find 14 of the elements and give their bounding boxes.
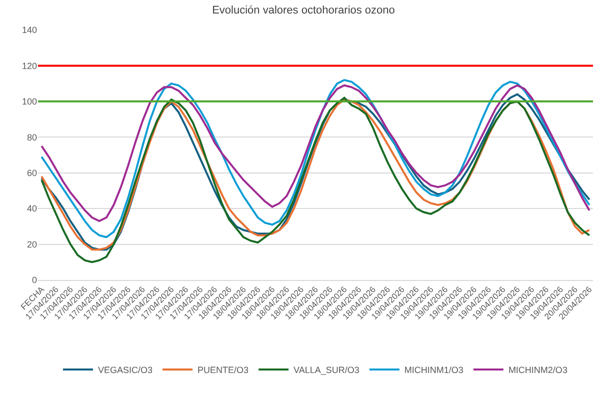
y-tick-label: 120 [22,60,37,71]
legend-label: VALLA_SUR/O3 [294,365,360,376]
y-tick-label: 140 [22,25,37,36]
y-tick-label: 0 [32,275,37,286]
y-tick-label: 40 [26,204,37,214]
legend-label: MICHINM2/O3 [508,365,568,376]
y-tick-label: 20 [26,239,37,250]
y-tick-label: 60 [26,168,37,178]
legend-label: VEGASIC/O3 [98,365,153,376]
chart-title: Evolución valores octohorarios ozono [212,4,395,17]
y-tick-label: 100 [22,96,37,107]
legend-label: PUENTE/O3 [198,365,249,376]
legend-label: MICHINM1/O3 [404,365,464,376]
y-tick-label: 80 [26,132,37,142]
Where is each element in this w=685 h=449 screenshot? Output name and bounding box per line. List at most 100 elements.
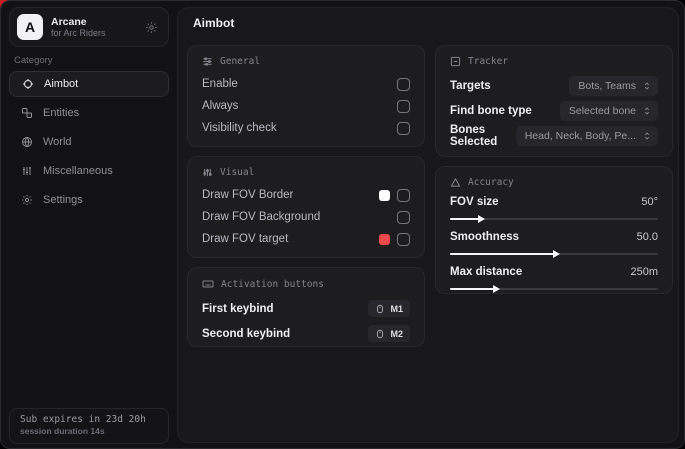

**Task directions**: Set out every line of the records above as a numbered list, omitting blank lines. Leave the pictures out of the list.

**Exercise result**:
1. find 14 of the elements and give their bounding boxes.
2. y-tick-label: 120 [22,60,37,71]
3. legend-label: VALLA_SUR/O3 [294,365,360,376]
4. y-tick-label: 140 [22,25,37,36]
5. y-tick-label: 0 [32,275,37,286]
6. y-tick-label: 40 [26,204,37,214]
7. legend-label: MICHINM2/O3 [508,365,568,376]
8. y-tick-label: 20 [26,239,37,250]
9. y-tick-label: 60 [26,168,37,178]
10. legend-label: VEGASIC/O3 [98,365,153,376]
11. chart-title: Evolución valores octohorarios ozono [212,4,395,17]
12. y-tick-label: 100 [22,96,37,107]
13. legend-label: PUENTE/O3 [198,365,249,376]
14. legend-label: MICHINM1/O3 [404,365,464,376]
15. y-tick-label: 80 [26,132,37,142]
16. Where is each element in this w=685 h=449 screenshot? Output name and bounding box per line. List at most 100 elements.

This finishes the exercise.